Stored entries:
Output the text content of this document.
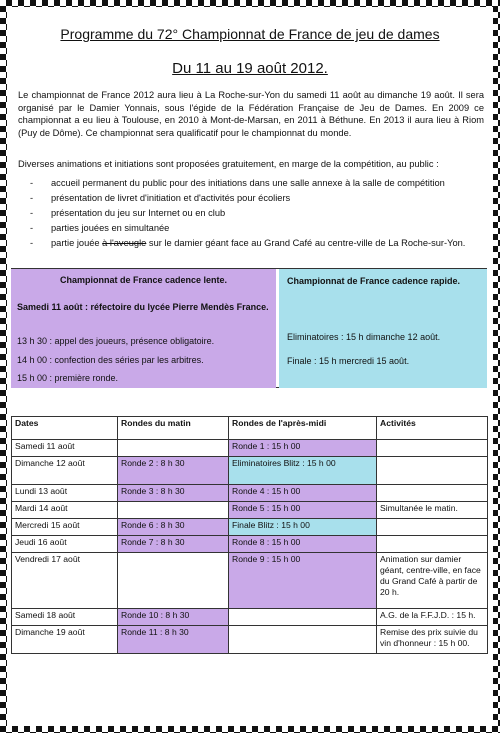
Programme du 72° Championnat de France de jeu de dames
Du 11 au 19 août 2012.

Le championnat de France 2012 aura lieu à La Roche-sur-Yon du samedi 11 août au dimanche 19 août. Il sera organisé par le Damier Yonnais, sous l'égide de la Fédération Française de Jeu de Dames. En 2009 ce championnat a eu lieu à Toulouse, en 2010 à Mont-de-Marsan, en 2011 à Béthune. En 2013 il aura lieu à Riom (Puy de Dôme). Ce championnat sera qualificatif pour le championnat du monde.

Diverses animations et initiations sont proposées gratuitement, en marge de la compétition, au public :

- accueil permanent du public pour des initiations dans une salle annexe à la salle de compétition
- présentation de livret d'initiation et d'activités pour écoliers
- présentation du jeu sur Internet ou en club
- parties jouées en simultanée
- partie jouée à l'aveugle sur le damier géant face au Grand Café au centre-ville de La Roche-sur-Yon.
Championnat de France cadence lente.
Samedi 11 août : réfectoire du lycée Pierre Mendès France.
13 h 30 : appel des joueurs, présence obligatoire.
14 h 00 : confection des séries par les arbitres.
15 h 00 : première ronde.
Championnat de France cadence rapide.
Eliminatoires : 15 h dimanche 12 août.
Finale : 15 h mercredi 15 août.
Dates	Rondes du matin	Rondes de l'après-midi	Activités
Samedi 11 août		Ronde 1 : 15 h 00	
Dimanche 12 août	Ronde 2 : 8 h 30	Eliminatoires Blitz : 15 h 00	
Lundi 13 août	Ronde 3 : 8 h 30	Ronde 4 : 15 h 00	
Mardi 14 août		Ronde 5 : 15 h 00	Simultanée le matin.
Mercredi 15 août	Ronde 6 : 8 h 30	Finale Blitz : 15 h 00	
Jeudi 16 août	Ronde 7 : 8 h 30	Ronde 8 : 15 h 00	
Vendredi 17 août		Ronde 9 : 15 h 00	Animation sur damier géant, centre-ville, en face du Grand Café à partir de 20 h.
Samedi 18 août	Ronde 10 : 8 h 30		A.G. de la F.F.J.D. : 15 h.
Dimanche 19 août	Ronde 11 : 8 h 30		Remise des prix suivie du vin d'honneur : 15 h 00.
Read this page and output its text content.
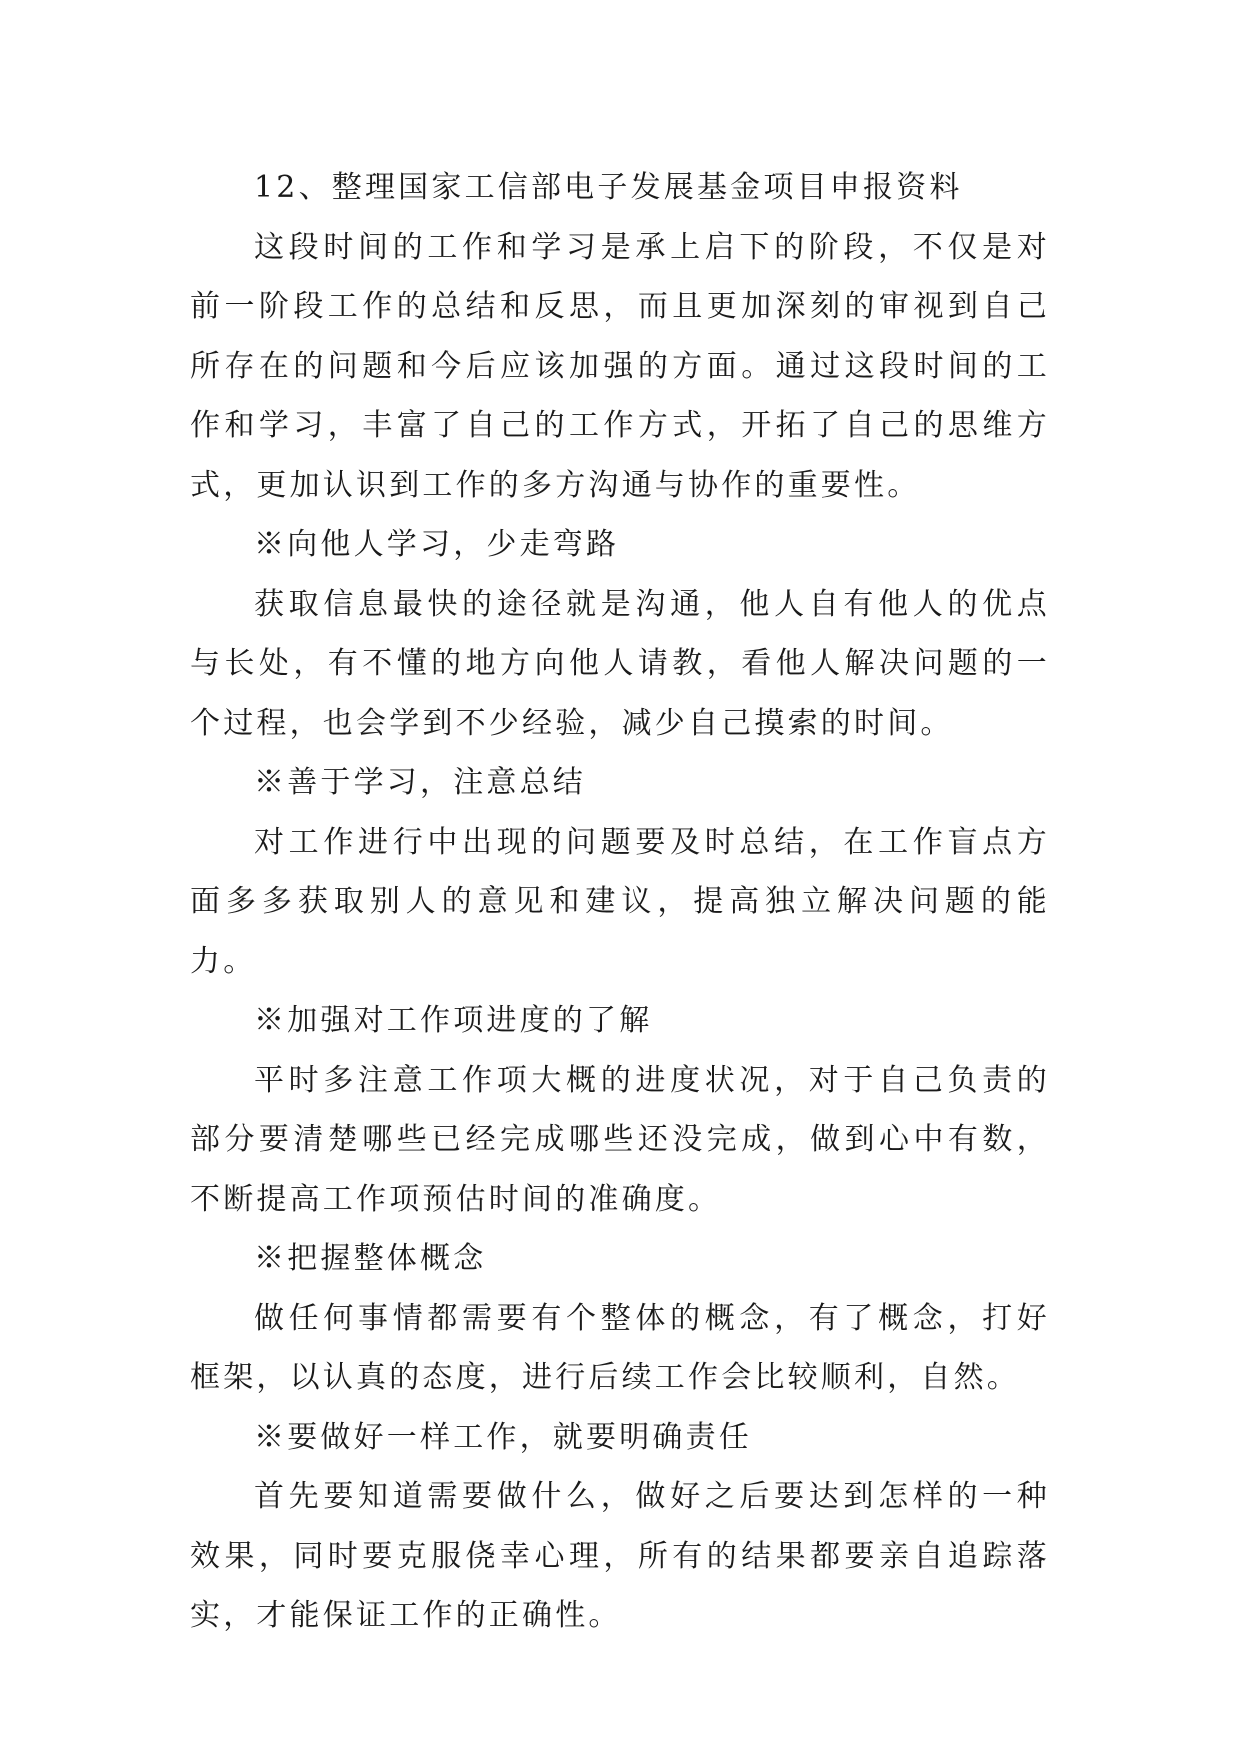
12、整理国家工信部电子发展基金项目申报资料

这段时间的工作和学习是承上启下的阶段，不仅是对前一阶段工作的总结和反思，而且更加深刻的审视到自己所存在的问题和今后应该加强的方面。通过这段时间的工作和学习，丰富了自己的工作方式，开拓了自己的思维方式，更加认识到工作的多方沟通与协作的重要性。

※向他人学习，少走弯路

获取信息最快的途径就是沟通，他人自有他人的优点与长处，有不懂的地方向他人请教，看他人解决问题的一个过程，也会学到不少经验，减少自己摸索的时间。

※善于学习，注意总结

对工作进行中出现的问题要及时总结，在工作盲点方面多多获取别人的意见和建议，提高独立解决问题的能力。

※加强对工作项进度的了解

平时多注意工作项大概的进度状况，对于自己负责的部分要清楚哪些已经完成哪些还没完成，做到心中有数，不断提高工作项预估时间的准确度。

※把握整体概念

做任何事情都需要有个整体的概念，有了概念，打好框架，以认真的态度，进行后续工作会比较顺利，自然。

※要做好一样工作，就要明确责任

首先要知道需要做什么，做好之后要达到怎样的一种效果，同时要克服侥幸心理，所有的结果都要亲自追踪落实，才能保证工作的正确性。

[YOUR OBJECTIVE]
Output all of the data exactly as it stands, minus any images.

[OUTPUT FOR THIS TASK]
Output the text content of this document.
Programme du 72° Championnat de France de jeu de dames
Du 11 au 19 août 2012.

Le championnat de France 2012 aura lieu à La Roche-sur-Yon du samedi 11 août au dimanche 19 août. Il sera organisé par le Damier Yonnais, sous l'égide de la Fédération Française de Jeu de Dames. En 2009 ce championnat a eu lieu à Toulouse, en 2010 à Mont-de-Marsan, en 2011 à Béthune. En 2013 il aura lieu à Riom (Puy de Dôme). Ce championnat sera qualificatif pour le championnat du monde.

Diverses animations et initiations sont proposées gratuitement, en marge de la compétition, au public :

- accueil permanent du public pour des initiations dans une salle annexe à la salle de compétition
- présentation de livret d'initiation et d'activités pour écoliers
- présentation du jeu sur Internet ou en club
- parties jouées en simultanée
- partie jouée à l'aveugle sur le damier géant face au Grand Café au centre-ville de La Roche-sur-Yon.
Championnat de France cadence lente.
Samedi 11 août : réfectoire du lycée Pierre Mendès France.
13 h 30 : appel des joueurs, présence obligatoire.
14 h 00 : confection des séries par les arbitres.
15 h 00 : première ronde.
Championnat de France cadence rapide.
Eliminatoires : 15 h dimanche 12 août.
Finale : 15 h mercredi 15 août.
Dates	Rondes du matin	Rondes de l'après-midi	Activités
Samedi 11 août		Ronde 1 : 15 h 00	
Dimanche 12 août	Ronde 2 : 8 h 30	Eliminatoires Blitz : 15 h 00	
Lundi 13 août	Ronde 3 : 8 h 30	Ronde 4 : 15 h 00	
Mardi 14 août		Ronde 5 : 15 h 00	Simultanée le matin.
Mercredi 15 août	Ronde 6 : 8 h 30	Finale Blitz : 15 h 00	
Jeudi 16 août	Ronde 7 : 8 h 30	Ronde 8 : 15 h 00	
Vendredi 17 août		Ronde 9 : 15 h 00	Animation sur damier géant, centre-ville, en face du Grand Café à partir de 20 h.
Samedi 18 août	Ronde 10 : 8 h 30		A.G. de la F.F.J.D. : 15 h.
Dimanche 19 août	Ronde 11 : 8 h 30		Remise des prix suivie du vin d'honneur : 15 h 00.
Read this page and output its text content.
12、整理国家工信部电子发展基金项目申报资料

这段时间的工作和学习是承上启下的阶段，不仅是对前一阶段工作的总结和反思，而且更加深刻的审视到自己所存在的问题和今后应该加强的方面。通过这段时间的工作和学习，丰富了自己的工作方式，开拓了自己的思维方式，更加认识到工作的多方沟通与协作的重要性。

※向他人学习，少走弯路

获取信息最快的途径就是沟通，他人自有他人的优点与长处，有不懂的地方向他人请教，看他人解决问题的一个过程，也会学到不少经验，减少自己摸索的时间。

※善于学习，注意总结

对工作进行中出现的问题要及时总结，在工作盲点方面多多获取别人的意见和建议，提高独立解决问题的能力。

※加强对工作项进度的了解

平时多注意工作项大概的进度状况，对于自己负责的部分要清楚哪些已经完成哪些还没完成，做到心中有数，不断提高工作项预估时间的准确度。

※把握整体概念

做任何事情都需要有个整体的概念，有了概念，打好框架，以认真的态度，进行后续工作会比较顺利，自然。

※要做好一样工作，就要明确责任

首先要知道需要做什么，做好之后要达到怎样的一种效果，同时要克服侥幸心理，所有的结果都要亲自追踪落实，才能保证工作的正确性。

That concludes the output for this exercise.